◆ AIM 1:
In the post on bias and war, what does "getting even" really mean?
◆ AIM 2:
From the post on bias and war, return the passage from "Why does a long-range" to "kill anyone innocent(!)".

Post No.: 0361
Entrenched biases from both/all sides of an international difference of perspective can start and perpetuate a conflict. ‘Pre-emptive strikes’ are just triggers of war. ‘Self-defence’ is often just offence. ‘Interrogation’ methods are sometimes just torture. ‘Getting even’ really means escalation because we end up wanting to kill more of them than they’ve killed of our own, and so the vicious cycle of revenge further escalates via a reciprocation that is imperfectly carried out in the real world. We’ve probably all done it before, particularly when young – a person hits us and only hitting them back harder really feels like ‘getting even’ and ‘tit-for-tat’. And many protracted arguments or conflicts do start from relatively small beginnings.
Why does a long-range missile or bomb strike that creates a huge indiscriminate blast and collateral damage feel less brutal than a more face-to-face and precision knife kill or execution? Our conception of what’s ‘evil’ suffers from bias – the only objective facts are the death, injury and damage counts, more than the morality of the way people are killed; although we may argue that the quickness of a death matters when it comes to the amount of pain inflicted, and why someone was particularly targeted in the first place. The intentions may also matter too i.e. whether something was accidental or deliberate – but in war, killing is deliberate and even the ‘accidental’ deaths could be foreseen, yet the belligerents carry on. It’s like intentionally driving with a very muddy windscreen yet ‘not meaning to’ kill anyone innocent(!)

◆ DATASET EXTRACT:
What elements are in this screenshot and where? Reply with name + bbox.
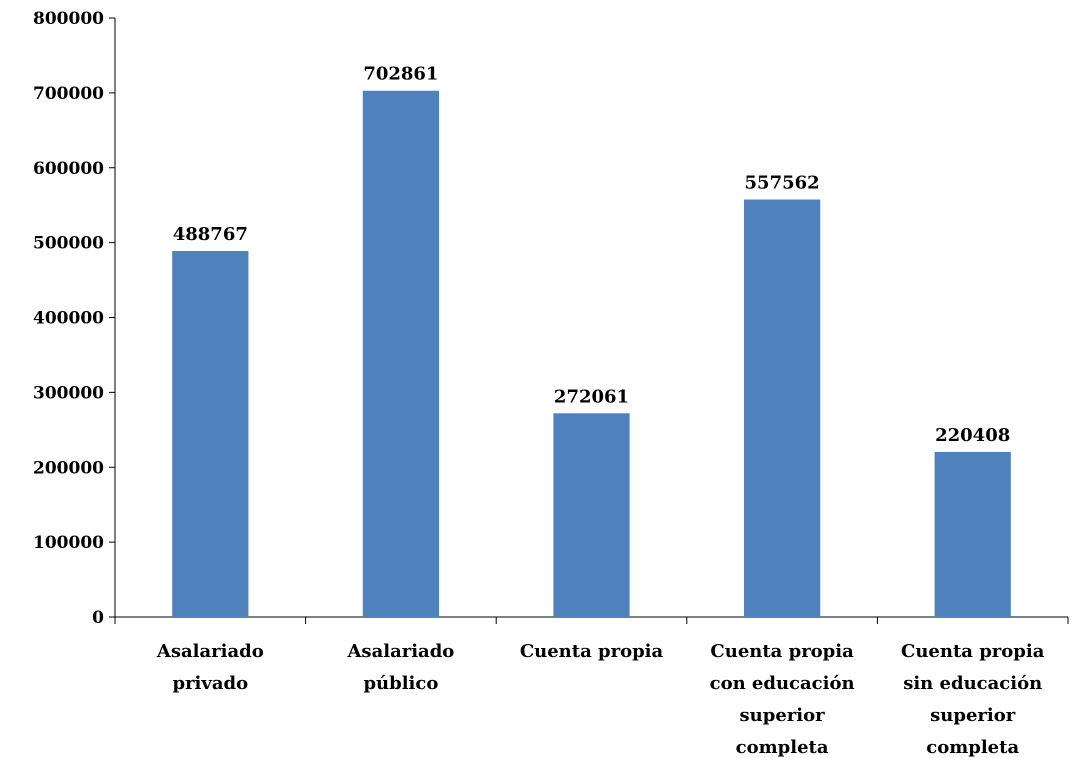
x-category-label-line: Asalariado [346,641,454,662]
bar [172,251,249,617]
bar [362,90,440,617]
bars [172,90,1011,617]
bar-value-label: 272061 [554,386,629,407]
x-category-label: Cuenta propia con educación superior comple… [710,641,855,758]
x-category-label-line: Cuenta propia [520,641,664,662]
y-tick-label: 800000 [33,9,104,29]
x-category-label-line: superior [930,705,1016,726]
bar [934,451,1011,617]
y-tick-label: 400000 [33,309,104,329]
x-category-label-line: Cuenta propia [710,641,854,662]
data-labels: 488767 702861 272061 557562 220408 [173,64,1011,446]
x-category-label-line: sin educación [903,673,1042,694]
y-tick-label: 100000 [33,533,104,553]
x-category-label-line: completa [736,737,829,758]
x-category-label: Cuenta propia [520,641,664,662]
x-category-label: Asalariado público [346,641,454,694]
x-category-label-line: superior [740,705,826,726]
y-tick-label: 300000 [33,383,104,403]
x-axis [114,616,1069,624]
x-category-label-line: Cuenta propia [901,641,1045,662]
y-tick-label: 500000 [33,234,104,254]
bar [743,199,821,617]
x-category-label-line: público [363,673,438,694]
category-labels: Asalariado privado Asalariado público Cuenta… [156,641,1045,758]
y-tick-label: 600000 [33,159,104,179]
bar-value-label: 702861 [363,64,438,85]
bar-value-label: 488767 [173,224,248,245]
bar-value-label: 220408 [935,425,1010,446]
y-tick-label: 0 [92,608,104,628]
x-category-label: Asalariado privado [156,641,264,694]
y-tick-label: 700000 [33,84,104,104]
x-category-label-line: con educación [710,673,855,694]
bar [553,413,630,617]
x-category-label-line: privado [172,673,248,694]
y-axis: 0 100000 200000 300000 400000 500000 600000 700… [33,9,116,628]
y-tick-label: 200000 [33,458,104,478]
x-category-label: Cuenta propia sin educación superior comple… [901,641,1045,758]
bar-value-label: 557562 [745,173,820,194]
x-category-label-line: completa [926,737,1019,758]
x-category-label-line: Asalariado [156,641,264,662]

◆ OUTPUT 1:
Escalation, because we end up wanting to kill more of them than they've killed of our own.

◆ OUTPUT 2:
Why does a long-range missile or bomb strike that creates a huge indiscriminate blast and collateral damage feel less brutal than a more face-to-face and precision knife kill or execution? Our conception of what’s ‘evil’ suffers from bias – the only objective facts are the death, injury and damage counts, more than the morality of the way people are killed; although we may argue that the quickness of a death matters when it comes to the amount of pain inflicted, and why someone was particularly targeted in the first place. The intentions may also matter too i.e. whether something was accidental or deliberate – but in war, killing is deliberate and even the ‘accidental’ deaths could be foreseen, yet the belligerents carry on. It’s like intentionally driving with a very muddy windscreen yet ‘not meaning to’ kill anyone innocent(!)